Goal:
Filter the listing below, copying every line in which the word "voltage" appears.

──────────────────────────────

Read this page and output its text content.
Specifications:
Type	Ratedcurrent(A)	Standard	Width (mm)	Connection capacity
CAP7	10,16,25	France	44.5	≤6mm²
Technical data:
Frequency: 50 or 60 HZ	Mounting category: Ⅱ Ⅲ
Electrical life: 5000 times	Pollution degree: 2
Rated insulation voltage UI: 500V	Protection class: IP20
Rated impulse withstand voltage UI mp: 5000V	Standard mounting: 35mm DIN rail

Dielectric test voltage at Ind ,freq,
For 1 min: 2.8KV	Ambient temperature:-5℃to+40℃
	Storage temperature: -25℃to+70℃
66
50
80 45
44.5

──────────────────────────────

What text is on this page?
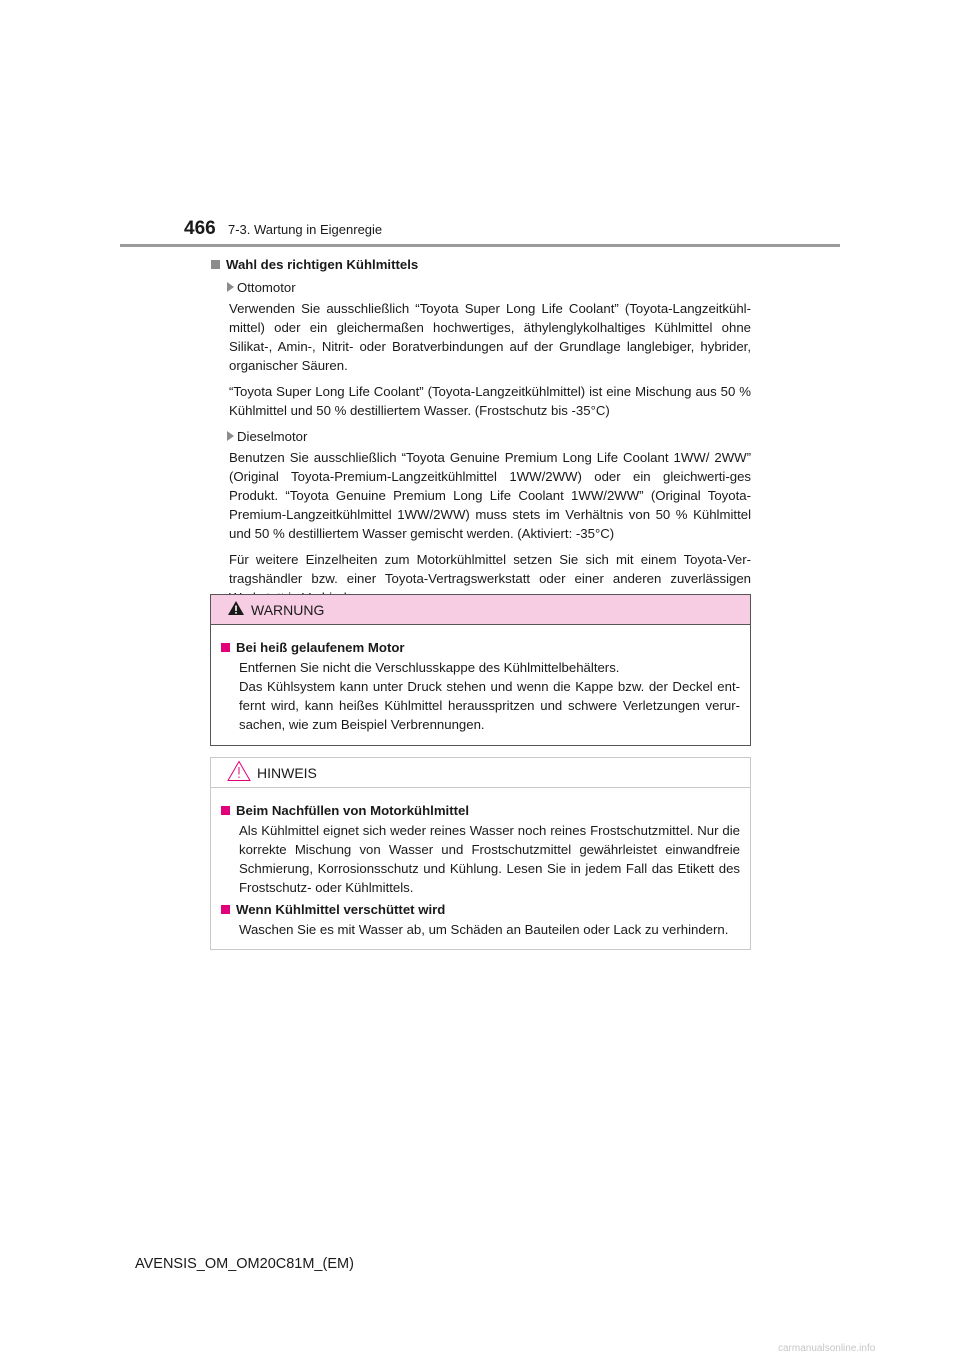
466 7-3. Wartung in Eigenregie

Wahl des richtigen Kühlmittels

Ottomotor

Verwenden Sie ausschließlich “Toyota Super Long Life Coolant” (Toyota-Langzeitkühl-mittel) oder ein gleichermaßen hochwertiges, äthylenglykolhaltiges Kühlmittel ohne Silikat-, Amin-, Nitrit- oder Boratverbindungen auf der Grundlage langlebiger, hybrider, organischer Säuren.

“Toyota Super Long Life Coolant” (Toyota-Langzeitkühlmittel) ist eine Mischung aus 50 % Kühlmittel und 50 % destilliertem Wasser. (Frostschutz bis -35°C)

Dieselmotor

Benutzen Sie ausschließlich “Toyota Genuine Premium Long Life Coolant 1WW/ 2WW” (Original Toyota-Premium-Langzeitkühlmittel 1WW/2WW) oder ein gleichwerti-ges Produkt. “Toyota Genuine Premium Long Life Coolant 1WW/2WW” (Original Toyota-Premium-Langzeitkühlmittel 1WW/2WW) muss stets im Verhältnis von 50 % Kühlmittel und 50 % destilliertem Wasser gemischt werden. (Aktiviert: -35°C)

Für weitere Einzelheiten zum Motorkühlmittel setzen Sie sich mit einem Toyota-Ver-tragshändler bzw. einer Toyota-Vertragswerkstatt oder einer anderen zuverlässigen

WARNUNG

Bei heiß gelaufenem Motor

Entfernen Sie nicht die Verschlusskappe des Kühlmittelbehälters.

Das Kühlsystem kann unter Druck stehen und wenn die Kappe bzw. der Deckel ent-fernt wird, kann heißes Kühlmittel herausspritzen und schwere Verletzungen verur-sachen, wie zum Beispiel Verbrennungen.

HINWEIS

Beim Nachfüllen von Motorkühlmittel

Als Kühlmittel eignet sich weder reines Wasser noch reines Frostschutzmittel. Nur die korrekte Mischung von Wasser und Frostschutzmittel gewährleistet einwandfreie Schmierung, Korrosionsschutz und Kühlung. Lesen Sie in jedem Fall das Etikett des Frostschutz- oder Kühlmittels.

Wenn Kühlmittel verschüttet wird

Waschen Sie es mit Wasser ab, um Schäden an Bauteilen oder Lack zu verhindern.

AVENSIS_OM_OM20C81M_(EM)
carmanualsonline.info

──────────────────────────────

Reply to the task:
Rated insulation voltage UI: 500V	Protection class: IP20
Rated impulse withstand voltage UI mp: 5000V	Standard mounting: 35mm DIN rail
Dielectric test voltage at Ind ,freq,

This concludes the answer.